WHAT THE TASK ASKS
Output all the data exactly. Pictures do not belong in the copy.

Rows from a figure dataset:
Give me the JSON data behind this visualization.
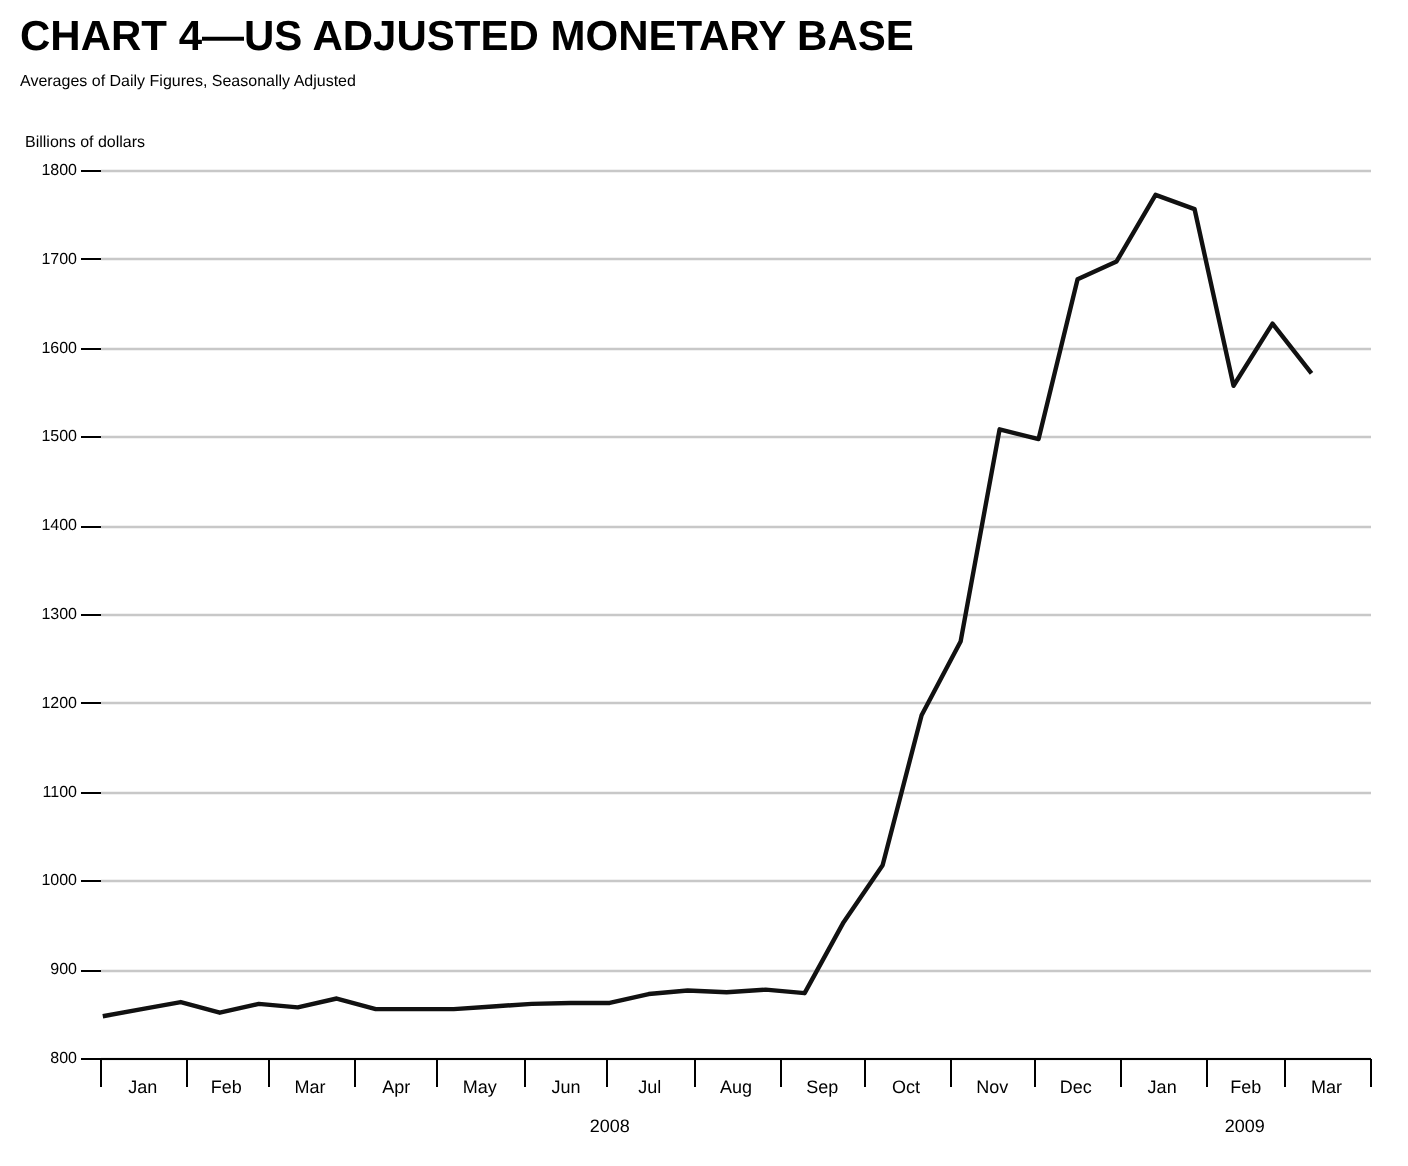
{
  "chart_data": {
    "type": "line",
    "title": "CHART 4—US ADJUSTED MONETARY BASE",
    "subtitle": "Averages of Daily Figures, Seasonally Adjusted",
    "ylabel": "Billions of dollars",
    "x": [
      "2008-01-02",
      "2008-01-16",
      "2008-01-30",
      "2008-02-13",
      "2008-02-27",
      "2008-03-12",
      "2008-03-26",
      "2008-04-09",
      "2008-04-23",
      "2008-05-07",
      "2008-05-21",
      "2008-06-04",
      "2008-06-18",
      "2008-07-02",
      "2008-07-16",
      "2008-07-30",
      "2008-08-13",
      "2008-08-27",
      "2008-09-10",
      "2008-09-24",
      "2008-10-08",
      "2008-10-22",
      "2008-11-05",
      "2008-11-19",
      "2008-12-03",
      "2008-12-17",
      "2008-12-31",
      "2009-01-14",
      "2009-01-28",
      "2009-02-11",
      "2009-02-25",
      "2009-03-11"
    ],
    "series": [
      {
        "color": "#111111",
        "values": [
          847,
          855,
          863,
          851,
          861,
          857,
          867,
          855,
          855,
          855,
          858,
          861,
          862,
          862,
          872,
          876,
          874,
          877,
          873,
          953,
          1017,
          1186,
          1269,
          1508,
          1497,
          1677,
          1697,
          1772,
          1756,
          1557,
          1627,
          1571
        ]
      }
    ],
    "xlim": [
      "2008-01-01",
      "2009-04-01"
    ],
    "xticks": [
      {
        "value": "2008-01-01",
        "label": null
      },
      {
        "value": "2008-01-16",
        "label": "Jan"
      },
      {
        "value": "2008-02-01",
        "label": null
      },
      {
        "value": "2008-02-15",
        "label": "Feb"
      },
      {
        "value": "2008-03-01",
        "label": null
      },
      {
        "value": "2008-03-16",
        "label": "Mar"
      },
      {
        "value": "2008-04-01",
        "label": null
      },
      {
        "value": "2008-04-16",
        "label": "Apr"
      },
      {
        "value": "2008-05-01",
        "label": null
      },
      {
        "value": "2008-05-16",
        "label": "May"
      },
      {
        "value": "2008-06-01",
        "label": null
      },
      {
        "value": "2008-06-16",
        "label": "Jun"
      },
      {
        "value": "2008-07-01",
        "label": null
      },
      {
        "value": "2008-07-16",
        "label": "Jul"
      },
      {
        "value": "2008-08-01",
        "label": null
      },
      {
        "value": "2008-08-16",
        "label": "Aug"
      },
      {
        "value": "2008-09-01",
        "label": null
      },
      {
        "value": "2008-09-16",
        "label": "Sep"
      },
      {
        "value": "2008-10-01",
        "label": null
      },
      {
        "value": "2008-10-16",
        "label": "Oct"
      },
      {
        "value": "2008-11-01",
        "label": null
      },
      {
        "value": "2008-11-16",
        "label": "Nov"
      },
      {
        "value": "2008-12-01",
        "label": null
      },
      {
        "value": "2008-12-16",
        "label": "Dec"
      },
      {
        "value": "2009-01-01",
        "label": null
      },
      {
        "value": "2009-01-16",
        "label": "Jan"
      },
      {
        "value": "2009-02-01",
        "label": null
      },
      {
        "value": "2009-02-15",
        "label": "Feb"
      },
      {
        "value": "2009-03-01",
        "label": null
      },
      {
        "value": "2009-03-16",
        "label": "Mar"
      },
      {
        "value": "2009-04-01",
        "label": null
      }
    ],
    "ylim": [
      800,
      1800
    ],
    "yticks": [
      800,
      900,
      1000,
      1100,
      1200,
      1300,
      1400,
      1500,
      1600,
      1700,
      1800
    ],
    "grid": "y",
    "line_style": "solid",
    "annotations": [
      "2008",
      "2009"
    ]
  }
}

TASK RESULT
Give me the JSON data behind this visualization.
{
  "chart_data": {
    "type": "line",
    "title": "CHART 4—US ADJUSTED MONETARY BASE",
    "subtitle": "Averages of Daily Figures, Seasonally Adjusted",
    "ylabel": "Billions of dollars",
    "x": [
      "2008-01-02",
      "2008-01-16",
      "2008-01-30",
      "2008-02-13",
      "2008-02-27",
      "2008-03-12",
      "2008-03-26",
      "2008-04-09",
      "2008-04-23",
      "2008-05-07",
      "2008-05-21",
      "2008-06-04",
      "2008-06-18",
      "2008-07-02",
      "2008-07-16",
      "2008-07-30",
      "2008-08-13",
      "2008-08-27",
      "2008-09-10",
      "2008-09-24",
      "2008-10-08",
      "2008-10-22",
      "2008-11-05",
      "2008-11-19",
      "2008-12-03",
      "2008-12-17",
      "2008-12-31",
      "2009-01-14",
      "2009-01-28",
      "2009-02-11",
      "2009-02-25",
      "2009-03-11"
    ],
    "series": [
      {
        "color": "#111111",
        "values": [
          847,
          855,
          863,
          851,
          861,
          857,
          867,
          855,
          855,
          855,
          858,
          861,
          862,
          862,
          872,
          876,
          874,
          877,
          873,
          953,
          1017,
          1186,
          1269,
          1508,
          1497,
          1677,
          1697,
          1772,
          1756,
          1557,
          1627,
          1571
        ]
      }
    ],
    "xlim": [
      "2008-01-01",
      "2009-04-01"
    ],
    "xticks": [
      {
        "value": "2008-01-01",
        "label": null
      },
      {
        "value": "2008-01-16",
        "label": "Jan"
      },
      {
        "value": "2008-02-01",
        "label": null
      },
      {
        "value": "2008-02-15",
        "label": "Feb"
      },
      {
        "value": "2008-03-01",
        "label": null
      },
      {
        "value": "2008-03-16",
        "label": "Mar"
      },
      {
        "value": "2008-04-01",
        "label": null
      },
      {
        "value": "2008-04-16",
        "label": "Apr"
      },
      {
        "value": "2008-05-01",
        "label": null
      },
      {
        "value": "2008-05-16",
        "label": "May"
      },
      {
        "value": "2008-06-01",
        "label": null
      },
      {
        "value": "2008-06-16",
        "label": "Jun"
      },
      {
        "value": "2008-07-01",
        "label": null
      },
      {
        "value": "2008-07-16",
        "label": "Jul"
      },
      {
        "value": "2008-08-01",
        "label": null
      },
      {
        "value": "2008-08-16",
        "label": "Aug"
      },
      {
        "value": "2008-09-01",
        "label": null
      },
      {
        "value": "2008-09-16",
        "label": "Sep"
      },
      {
        "value": "2008-10-01",
        "label": null
      },
      {
        "value": "2008-10-16",
        "label": "Oct"
      },
      {
        "value": "2008-11-01",
        "label": null
      },
      {
        "value": "2008-11-16",
        "label": "Nov"
      },
      {
        "value": "2008-12-01",
        "label": null
      },
      {
        "value": "2008-12-16",
        "label": "Dec"
      },
      {
        "value": "2009-01-01",
        "label": null
      },
      {
        "value": "2009-01-16",
        "label": "Jan"
      },
      {
        "value": "2009-02-01",
        "label": null
      },
      {
        "value": "2009-02-15",
        "label": "Feb"
      },
      {
        "value": "2009-03-01",
        "label": null
      },
      {
        "value": "2009-03-16",
        "label": "Mar"
      },
      {
        "value": "2009-04-01",
        "label": null
      }
    ],
    "ylim": [
      800,
      1800
    ],
    "yticks": [
      800,
      900,
      1000,
      1100,
      1200,
      1300,
      1400,
      1500,
      1600,
      1700,
      1800
    ],
    "grid": "y",
    "line_style": "solid",
    "annotations": [
      "2008",
      "2009"
    ]
  }
}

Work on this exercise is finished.